--- What you need to do ---
Scan the material below for the string "yoktu", and copy every line where it shows up.

Data entries:
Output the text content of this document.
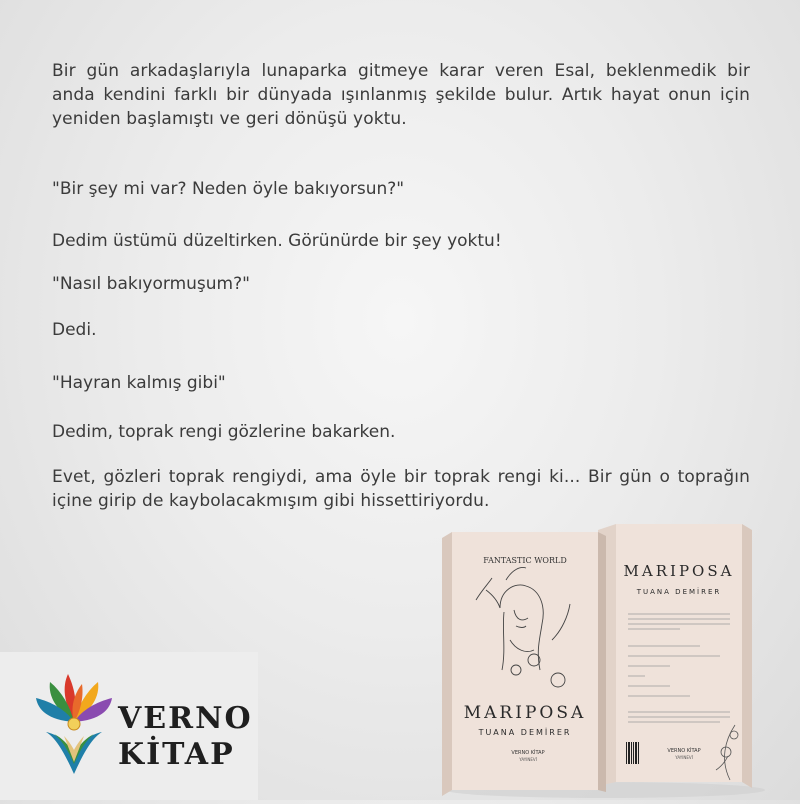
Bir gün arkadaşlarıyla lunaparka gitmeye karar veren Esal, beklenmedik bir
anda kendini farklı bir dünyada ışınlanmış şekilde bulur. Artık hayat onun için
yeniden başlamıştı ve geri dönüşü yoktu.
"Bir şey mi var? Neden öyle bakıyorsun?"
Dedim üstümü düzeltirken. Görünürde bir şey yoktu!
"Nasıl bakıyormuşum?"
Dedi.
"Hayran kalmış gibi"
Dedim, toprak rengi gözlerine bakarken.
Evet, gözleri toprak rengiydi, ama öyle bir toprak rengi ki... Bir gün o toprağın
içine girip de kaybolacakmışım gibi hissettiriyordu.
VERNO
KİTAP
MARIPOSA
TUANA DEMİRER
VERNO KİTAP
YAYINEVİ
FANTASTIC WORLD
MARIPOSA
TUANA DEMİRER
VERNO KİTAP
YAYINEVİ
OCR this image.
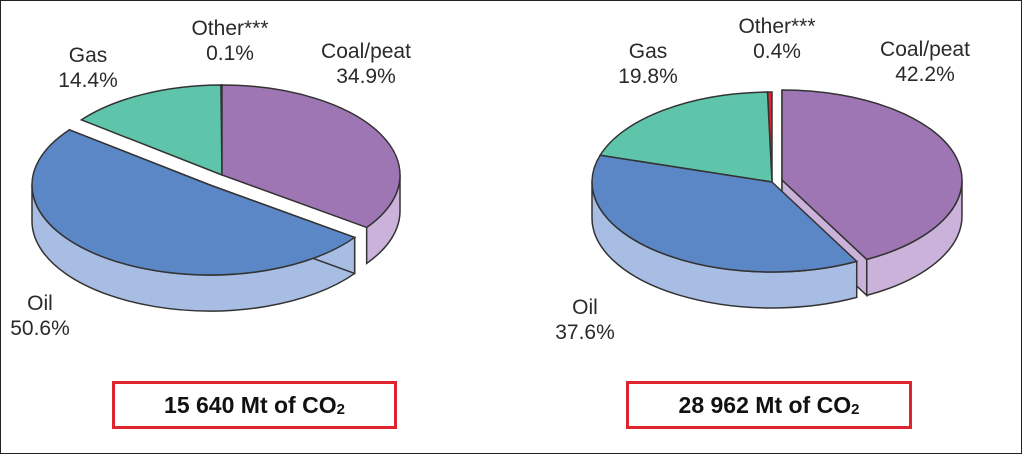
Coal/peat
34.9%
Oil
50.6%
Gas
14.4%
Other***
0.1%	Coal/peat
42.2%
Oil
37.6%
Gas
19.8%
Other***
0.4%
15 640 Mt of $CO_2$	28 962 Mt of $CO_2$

...

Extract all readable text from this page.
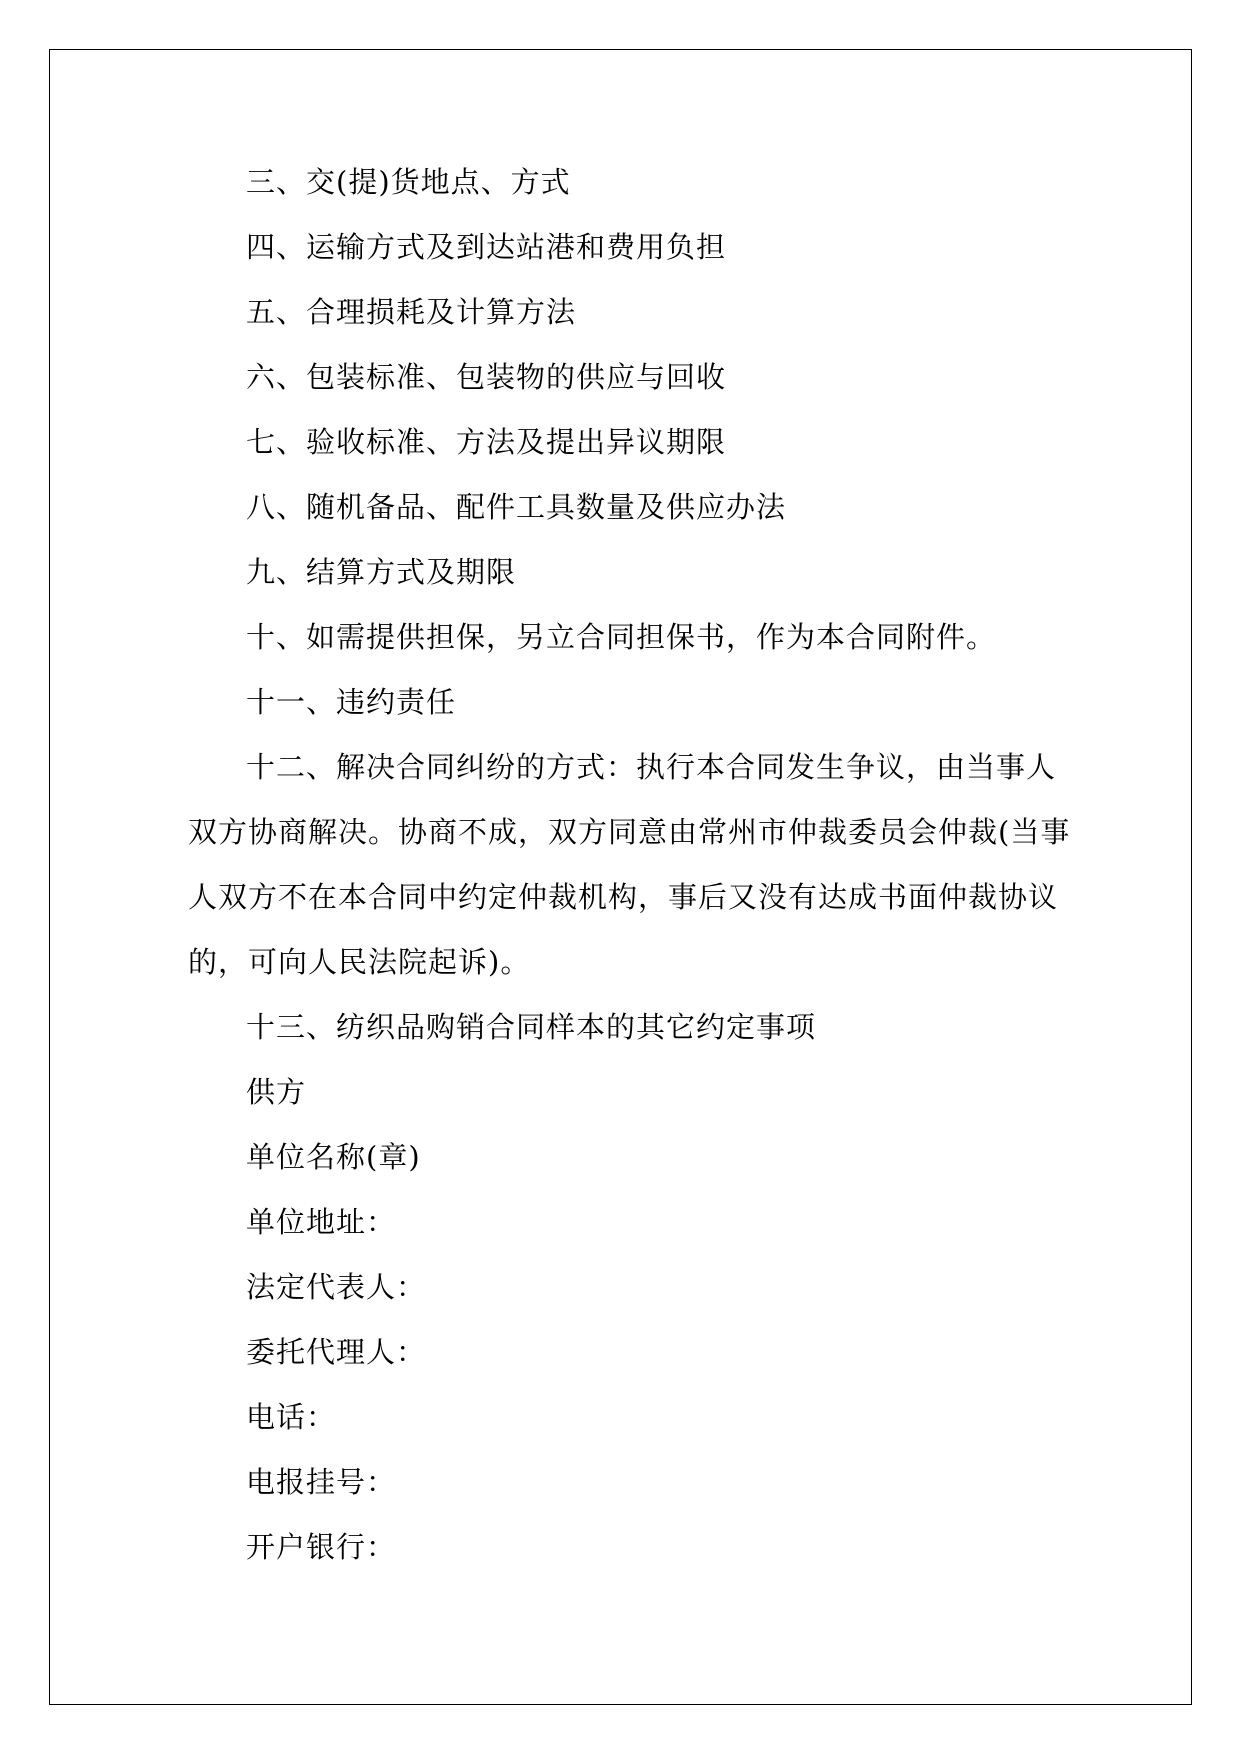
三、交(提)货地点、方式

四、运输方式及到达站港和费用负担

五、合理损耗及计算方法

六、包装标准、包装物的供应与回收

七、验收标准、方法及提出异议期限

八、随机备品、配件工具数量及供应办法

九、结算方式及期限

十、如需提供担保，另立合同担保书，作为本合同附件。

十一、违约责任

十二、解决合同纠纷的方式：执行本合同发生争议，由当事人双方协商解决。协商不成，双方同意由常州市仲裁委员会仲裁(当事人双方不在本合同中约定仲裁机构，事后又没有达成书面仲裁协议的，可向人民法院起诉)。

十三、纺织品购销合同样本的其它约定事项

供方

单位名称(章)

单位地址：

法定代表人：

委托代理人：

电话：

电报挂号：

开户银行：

--- Exercise response ---
yeniden başlamıştı ve geri dönüşü yoktu.
Dedim üstümü düzeltirken. Görünürde bir şey yoktu!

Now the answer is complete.